**Items from a data source**
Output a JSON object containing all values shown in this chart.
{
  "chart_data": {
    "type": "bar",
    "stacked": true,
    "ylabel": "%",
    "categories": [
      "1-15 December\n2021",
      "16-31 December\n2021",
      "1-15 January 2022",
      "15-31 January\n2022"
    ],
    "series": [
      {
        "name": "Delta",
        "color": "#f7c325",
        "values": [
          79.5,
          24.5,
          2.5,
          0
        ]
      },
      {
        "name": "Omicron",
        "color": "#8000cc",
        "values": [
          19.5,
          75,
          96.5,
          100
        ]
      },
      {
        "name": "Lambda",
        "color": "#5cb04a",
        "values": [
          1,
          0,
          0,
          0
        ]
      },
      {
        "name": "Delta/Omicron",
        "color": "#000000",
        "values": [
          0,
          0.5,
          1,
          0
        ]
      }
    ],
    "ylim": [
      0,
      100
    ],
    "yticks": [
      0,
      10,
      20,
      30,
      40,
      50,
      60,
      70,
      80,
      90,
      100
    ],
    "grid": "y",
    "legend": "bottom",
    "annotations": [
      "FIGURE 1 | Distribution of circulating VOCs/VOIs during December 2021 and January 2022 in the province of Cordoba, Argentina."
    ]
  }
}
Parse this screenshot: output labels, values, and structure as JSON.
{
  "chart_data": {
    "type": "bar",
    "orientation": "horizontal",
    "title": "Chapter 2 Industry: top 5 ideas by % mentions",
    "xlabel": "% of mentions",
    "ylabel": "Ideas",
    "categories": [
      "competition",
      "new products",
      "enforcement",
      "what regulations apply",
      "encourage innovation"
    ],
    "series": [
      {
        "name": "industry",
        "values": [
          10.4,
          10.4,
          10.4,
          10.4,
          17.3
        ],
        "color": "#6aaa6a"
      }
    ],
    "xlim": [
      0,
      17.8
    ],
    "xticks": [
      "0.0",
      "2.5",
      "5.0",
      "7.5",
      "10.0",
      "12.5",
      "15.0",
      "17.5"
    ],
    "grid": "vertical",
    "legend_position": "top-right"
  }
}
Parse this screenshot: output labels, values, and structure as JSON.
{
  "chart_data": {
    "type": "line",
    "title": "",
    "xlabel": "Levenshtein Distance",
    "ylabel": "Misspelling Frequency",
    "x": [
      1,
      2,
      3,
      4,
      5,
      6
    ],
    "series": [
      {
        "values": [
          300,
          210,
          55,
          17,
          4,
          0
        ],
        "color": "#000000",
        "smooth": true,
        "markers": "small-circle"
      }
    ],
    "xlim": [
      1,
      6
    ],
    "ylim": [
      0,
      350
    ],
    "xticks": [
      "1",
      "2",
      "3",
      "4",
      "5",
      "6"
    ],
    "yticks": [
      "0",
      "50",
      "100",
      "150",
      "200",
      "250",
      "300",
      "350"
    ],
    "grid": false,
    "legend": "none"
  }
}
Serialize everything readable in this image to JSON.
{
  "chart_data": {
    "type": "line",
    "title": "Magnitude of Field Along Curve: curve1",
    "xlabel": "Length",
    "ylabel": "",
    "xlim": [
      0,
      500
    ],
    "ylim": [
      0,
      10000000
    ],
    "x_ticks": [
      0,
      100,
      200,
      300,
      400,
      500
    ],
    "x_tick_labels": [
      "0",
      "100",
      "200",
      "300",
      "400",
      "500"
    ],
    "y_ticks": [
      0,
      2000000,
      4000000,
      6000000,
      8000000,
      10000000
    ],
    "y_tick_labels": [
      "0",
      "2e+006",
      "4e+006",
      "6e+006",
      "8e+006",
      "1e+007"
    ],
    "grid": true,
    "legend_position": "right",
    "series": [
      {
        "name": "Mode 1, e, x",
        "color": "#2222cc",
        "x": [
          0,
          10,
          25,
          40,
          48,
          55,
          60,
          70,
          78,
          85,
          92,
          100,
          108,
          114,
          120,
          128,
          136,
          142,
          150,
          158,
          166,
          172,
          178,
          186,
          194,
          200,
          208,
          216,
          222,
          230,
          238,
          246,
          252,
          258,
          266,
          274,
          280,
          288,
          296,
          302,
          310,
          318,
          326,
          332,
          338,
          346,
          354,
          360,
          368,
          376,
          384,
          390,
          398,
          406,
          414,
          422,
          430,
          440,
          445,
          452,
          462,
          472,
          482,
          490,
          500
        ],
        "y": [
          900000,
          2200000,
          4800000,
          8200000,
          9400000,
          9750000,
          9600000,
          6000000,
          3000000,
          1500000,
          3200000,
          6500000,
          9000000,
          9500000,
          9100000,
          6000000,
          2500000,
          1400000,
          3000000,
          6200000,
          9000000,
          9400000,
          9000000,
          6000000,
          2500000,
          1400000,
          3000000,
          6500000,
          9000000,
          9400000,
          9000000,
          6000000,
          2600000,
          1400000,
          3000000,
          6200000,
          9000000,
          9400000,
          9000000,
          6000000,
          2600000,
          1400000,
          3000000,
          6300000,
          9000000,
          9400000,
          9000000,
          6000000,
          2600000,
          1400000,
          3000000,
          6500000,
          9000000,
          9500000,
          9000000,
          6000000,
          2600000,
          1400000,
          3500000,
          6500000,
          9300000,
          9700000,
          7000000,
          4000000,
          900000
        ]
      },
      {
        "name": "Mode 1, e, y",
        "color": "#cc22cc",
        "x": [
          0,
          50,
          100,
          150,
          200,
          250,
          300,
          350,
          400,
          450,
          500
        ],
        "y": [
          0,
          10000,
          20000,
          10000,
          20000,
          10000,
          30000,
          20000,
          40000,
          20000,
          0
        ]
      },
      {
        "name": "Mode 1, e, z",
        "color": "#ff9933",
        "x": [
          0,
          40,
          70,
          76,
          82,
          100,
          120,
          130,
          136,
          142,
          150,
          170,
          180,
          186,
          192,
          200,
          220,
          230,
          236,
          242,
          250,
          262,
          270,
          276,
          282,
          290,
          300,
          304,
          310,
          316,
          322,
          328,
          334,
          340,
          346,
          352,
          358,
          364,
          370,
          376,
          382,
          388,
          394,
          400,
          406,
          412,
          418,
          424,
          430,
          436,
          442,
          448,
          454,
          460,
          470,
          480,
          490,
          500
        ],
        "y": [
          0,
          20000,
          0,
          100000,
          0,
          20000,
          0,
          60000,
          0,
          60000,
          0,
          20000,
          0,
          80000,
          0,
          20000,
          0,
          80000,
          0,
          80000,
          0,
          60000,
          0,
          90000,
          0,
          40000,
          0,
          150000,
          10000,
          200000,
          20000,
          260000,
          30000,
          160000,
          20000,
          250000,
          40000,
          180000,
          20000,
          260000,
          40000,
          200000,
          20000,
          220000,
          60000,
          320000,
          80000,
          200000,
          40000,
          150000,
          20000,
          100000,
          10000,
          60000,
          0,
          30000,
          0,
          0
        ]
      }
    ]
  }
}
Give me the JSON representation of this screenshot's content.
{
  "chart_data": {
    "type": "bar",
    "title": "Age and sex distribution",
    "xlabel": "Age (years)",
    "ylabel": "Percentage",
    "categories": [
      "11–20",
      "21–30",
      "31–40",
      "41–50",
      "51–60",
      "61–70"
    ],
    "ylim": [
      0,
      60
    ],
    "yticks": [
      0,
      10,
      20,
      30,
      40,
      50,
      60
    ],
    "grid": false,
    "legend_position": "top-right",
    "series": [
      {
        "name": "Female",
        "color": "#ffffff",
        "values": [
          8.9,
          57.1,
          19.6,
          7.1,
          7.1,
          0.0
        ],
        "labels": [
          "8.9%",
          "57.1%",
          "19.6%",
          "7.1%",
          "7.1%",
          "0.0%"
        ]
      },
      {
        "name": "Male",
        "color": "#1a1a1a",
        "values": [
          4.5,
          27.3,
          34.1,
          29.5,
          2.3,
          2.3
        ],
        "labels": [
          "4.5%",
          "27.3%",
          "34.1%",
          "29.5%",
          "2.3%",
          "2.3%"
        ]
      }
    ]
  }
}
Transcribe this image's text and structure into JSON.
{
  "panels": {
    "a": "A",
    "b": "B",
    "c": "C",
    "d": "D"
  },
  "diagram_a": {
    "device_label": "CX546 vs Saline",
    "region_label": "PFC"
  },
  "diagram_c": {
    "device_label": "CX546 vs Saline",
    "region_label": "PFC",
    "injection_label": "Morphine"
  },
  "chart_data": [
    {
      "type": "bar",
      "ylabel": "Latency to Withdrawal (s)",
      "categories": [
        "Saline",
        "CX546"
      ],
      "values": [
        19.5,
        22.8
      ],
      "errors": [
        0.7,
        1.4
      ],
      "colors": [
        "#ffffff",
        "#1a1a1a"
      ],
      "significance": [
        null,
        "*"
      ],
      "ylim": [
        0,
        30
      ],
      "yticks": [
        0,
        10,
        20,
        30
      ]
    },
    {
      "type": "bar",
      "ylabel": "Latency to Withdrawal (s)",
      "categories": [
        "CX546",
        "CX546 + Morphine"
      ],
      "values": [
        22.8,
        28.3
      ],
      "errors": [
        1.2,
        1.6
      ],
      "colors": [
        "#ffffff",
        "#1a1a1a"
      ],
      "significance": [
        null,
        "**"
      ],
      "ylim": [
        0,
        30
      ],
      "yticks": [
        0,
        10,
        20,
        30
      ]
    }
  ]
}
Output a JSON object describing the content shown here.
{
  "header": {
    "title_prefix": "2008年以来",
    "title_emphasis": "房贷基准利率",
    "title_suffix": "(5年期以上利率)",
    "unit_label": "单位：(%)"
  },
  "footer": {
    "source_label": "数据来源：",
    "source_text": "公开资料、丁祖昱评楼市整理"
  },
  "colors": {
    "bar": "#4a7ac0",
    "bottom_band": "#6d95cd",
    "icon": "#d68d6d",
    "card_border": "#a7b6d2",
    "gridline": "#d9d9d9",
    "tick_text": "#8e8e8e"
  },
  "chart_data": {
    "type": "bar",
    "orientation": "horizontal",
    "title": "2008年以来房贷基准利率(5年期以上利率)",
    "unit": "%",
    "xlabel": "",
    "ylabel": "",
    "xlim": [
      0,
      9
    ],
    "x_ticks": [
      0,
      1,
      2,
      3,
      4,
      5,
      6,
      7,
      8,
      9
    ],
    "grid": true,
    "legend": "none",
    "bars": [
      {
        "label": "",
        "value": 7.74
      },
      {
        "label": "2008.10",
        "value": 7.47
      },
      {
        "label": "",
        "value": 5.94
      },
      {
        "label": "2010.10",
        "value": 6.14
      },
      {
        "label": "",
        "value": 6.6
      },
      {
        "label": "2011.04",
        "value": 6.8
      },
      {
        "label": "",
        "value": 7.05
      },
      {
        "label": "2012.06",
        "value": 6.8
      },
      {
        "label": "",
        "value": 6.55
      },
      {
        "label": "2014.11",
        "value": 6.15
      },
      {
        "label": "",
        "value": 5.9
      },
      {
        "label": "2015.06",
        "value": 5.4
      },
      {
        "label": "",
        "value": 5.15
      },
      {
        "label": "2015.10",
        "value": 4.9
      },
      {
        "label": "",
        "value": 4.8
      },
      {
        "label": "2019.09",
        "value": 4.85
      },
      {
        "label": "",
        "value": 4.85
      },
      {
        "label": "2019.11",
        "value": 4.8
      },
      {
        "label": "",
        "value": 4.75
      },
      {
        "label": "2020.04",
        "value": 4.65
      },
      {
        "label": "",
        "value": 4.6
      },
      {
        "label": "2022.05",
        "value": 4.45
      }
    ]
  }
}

**Short task**
Working from the entries above, return all lines that contain "Morphine".

**Written reply**
    "injection_label": "Morphine"
        "CX546 + Morphine"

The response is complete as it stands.